**What to produce**
Extract the records below word for word and ignore the images.

----

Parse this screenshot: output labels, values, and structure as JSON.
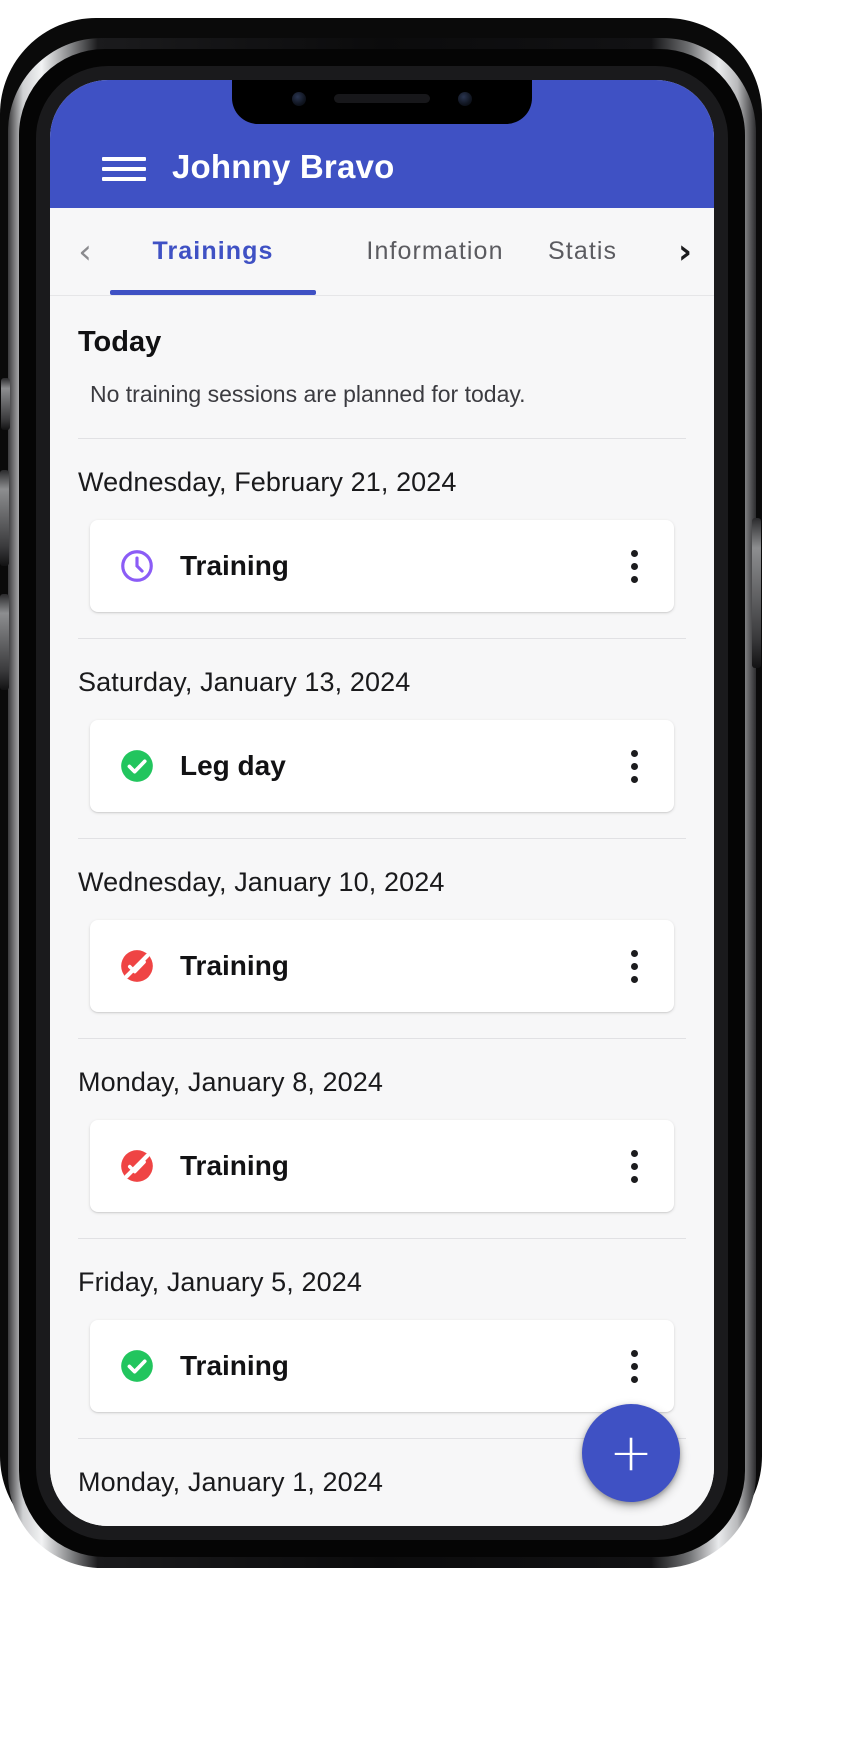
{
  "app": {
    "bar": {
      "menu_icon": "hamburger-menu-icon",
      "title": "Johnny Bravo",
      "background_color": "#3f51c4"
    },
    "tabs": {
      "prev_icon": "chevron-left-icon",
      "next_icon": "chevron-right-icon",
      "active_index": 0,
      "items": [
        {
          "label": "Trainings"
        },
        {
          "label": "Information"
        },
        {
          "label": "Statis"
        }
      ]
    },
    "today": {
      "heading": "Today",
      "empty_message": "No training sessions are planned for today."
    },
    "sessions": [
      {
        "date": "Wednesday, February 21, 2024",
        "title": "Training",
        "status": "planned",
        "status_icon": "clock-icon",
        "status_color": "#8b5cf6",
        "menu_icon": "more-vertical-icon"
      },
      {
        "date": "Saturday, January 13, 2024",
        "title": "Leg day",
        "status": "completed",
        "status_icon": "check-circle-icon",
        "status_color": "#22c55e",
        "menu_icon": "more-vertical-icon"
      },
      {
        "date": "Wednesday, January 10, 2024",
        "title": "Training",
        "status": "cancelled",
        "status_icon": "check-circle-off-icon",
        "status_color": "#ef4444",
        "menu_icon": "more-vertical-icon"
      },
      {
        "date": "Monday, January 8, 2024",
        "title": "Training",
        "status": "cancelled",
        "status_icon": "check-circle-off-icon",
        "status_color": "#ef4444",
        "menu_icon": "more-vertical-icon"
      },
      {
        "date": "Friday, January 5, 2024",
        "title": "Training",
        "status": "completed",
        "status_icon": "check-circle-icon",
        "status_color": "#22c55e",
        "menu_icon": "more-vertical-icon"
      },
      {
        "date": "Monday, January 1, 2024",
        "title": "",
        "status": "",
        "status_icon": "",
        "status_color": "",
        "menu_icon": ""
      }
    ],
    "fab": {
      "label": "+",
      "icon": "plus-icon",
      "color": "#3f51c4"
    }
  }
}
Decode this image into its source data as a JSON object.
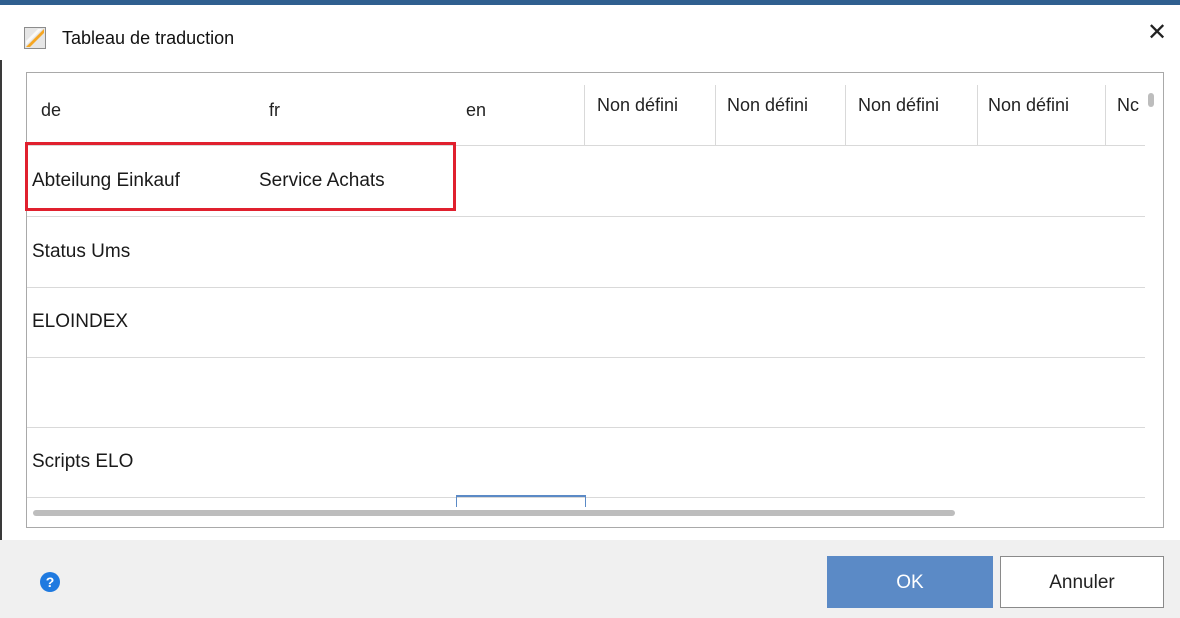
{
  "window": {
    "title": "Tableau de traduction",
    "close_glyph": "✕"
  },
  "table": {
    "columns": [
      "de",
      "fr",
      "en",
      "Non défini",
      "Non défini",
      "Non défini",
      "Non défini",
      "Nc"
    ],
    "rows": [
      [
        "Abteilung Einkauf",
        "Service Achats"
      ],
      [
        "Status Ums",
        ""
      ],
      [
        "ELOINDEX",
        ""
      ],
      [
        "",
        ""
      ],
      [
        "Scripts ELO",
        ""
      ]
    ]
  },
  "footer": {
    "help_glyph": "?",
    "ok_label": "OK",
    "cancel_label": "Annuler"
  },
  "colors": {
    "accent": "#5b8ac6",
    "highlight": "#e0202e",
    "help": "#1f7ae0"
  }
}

----

**Solution**
Parse this screenshot: output labels, values, and structure as JSON.
{
  "app": {
    "bar": {
      "menu_icon": "hamburger-menu-icon",
      "title": "Johnny Bravo",
      "background_color": "#3f51c4"
    },
    "tabs": {
      "prev_icon": "chevron-left-icon",
      "next_icon": "chevron-right-icon",
      "active_index": 0,
      "items": [
        {
          "label": "Trainings"
        },
        {
          "label": "Information"
        },
        {
          "label": "Statis"
        }
      ]
    },
    "today": {
      "heading": "Today",
      "empty_message": "No training sessions are planned for today."
    },
    "sessions": [
      {
        "date": "Wednesday, February 21, 2024",
        "title": "Training",
        "status": "planned",
        "status_icon": "clock-icon",
        "status_color": "#8b5cf6",
        "menu_icon": "more-vertical-icon"
      },
      {
        "date": "Saturday, January 13, 2024",
        "title": "Leg day",
        "status": "completed",
        "status_icon": "check-circle-icon",
        "status_color": "#22c55e",
        "menu_icon": "more-vertical-icon"
      },
      {
        "date": "Wednesday, January 10, 2024",
        "title": "Training",
        "status": "cancelled",
        "status_icon": "check-circle-off-icon",
        "status_color": "#ef4444",
        "menu_icon": "more-vertical-icon"
      },
      {
        "date": "Monday, January 8, 2024",
        "title": "Training",
        "status": "cancelled",
        "status_icon": "check-circle-off-icon",
        "status_color": "#ef4444",
        "menu_icon": "more-vertical-icon"
      },
      {
        "date": "Friday, January 5, 2024",
        "title": "Training",
        "status": "completed",
        "status_icon": "check-circle-icon",
        "status_color": "#22c55e",
        "menu_icon": "more-vertical-icon"
      },
      {
        "date": "Monday, January 1, 2024",
        "title": "",
        "status": "",
        "status_icon": "",
        "status_color": "",
        "menu_icon": ""
      }
    ],
    "fab": {
      "label": "+",
      "icon": "plus-icon",
      "color": "#3f51c4"
    }
  }
}
Decode this image into its source data as a JSON object.
{
  "window": {
    "title": "Tableau de traduction",
    "close_glyph": "✕"
  },
  "table": {
    "columns": [
      "de",
      "fr",
      "en",
      "Non défini",
      "Non défini",
      "Non défini",
      "Non défini",
      "Nc"
    ],
    "rows": [
      [
        "Abteilung Einkauf",
        "Service Achats"
      ],
      [
        "Status Ums",
        ""
      ],
      [
        "ELOINDEX",
        ""
      ],
      [
        "",
        ""
      ],
      [
        "Scripts ELO",
        ""
      ]
    ]
  },
  "footer": {
    "help_glyph": "?",
    "ok_label": "OK",
    "cancel_label": "Annuler"
  },
  "colors": {
    "accent": "#5b8ac6",
    "highlight": "#e0202e",
    "help": "#1f7ae0"
  }
}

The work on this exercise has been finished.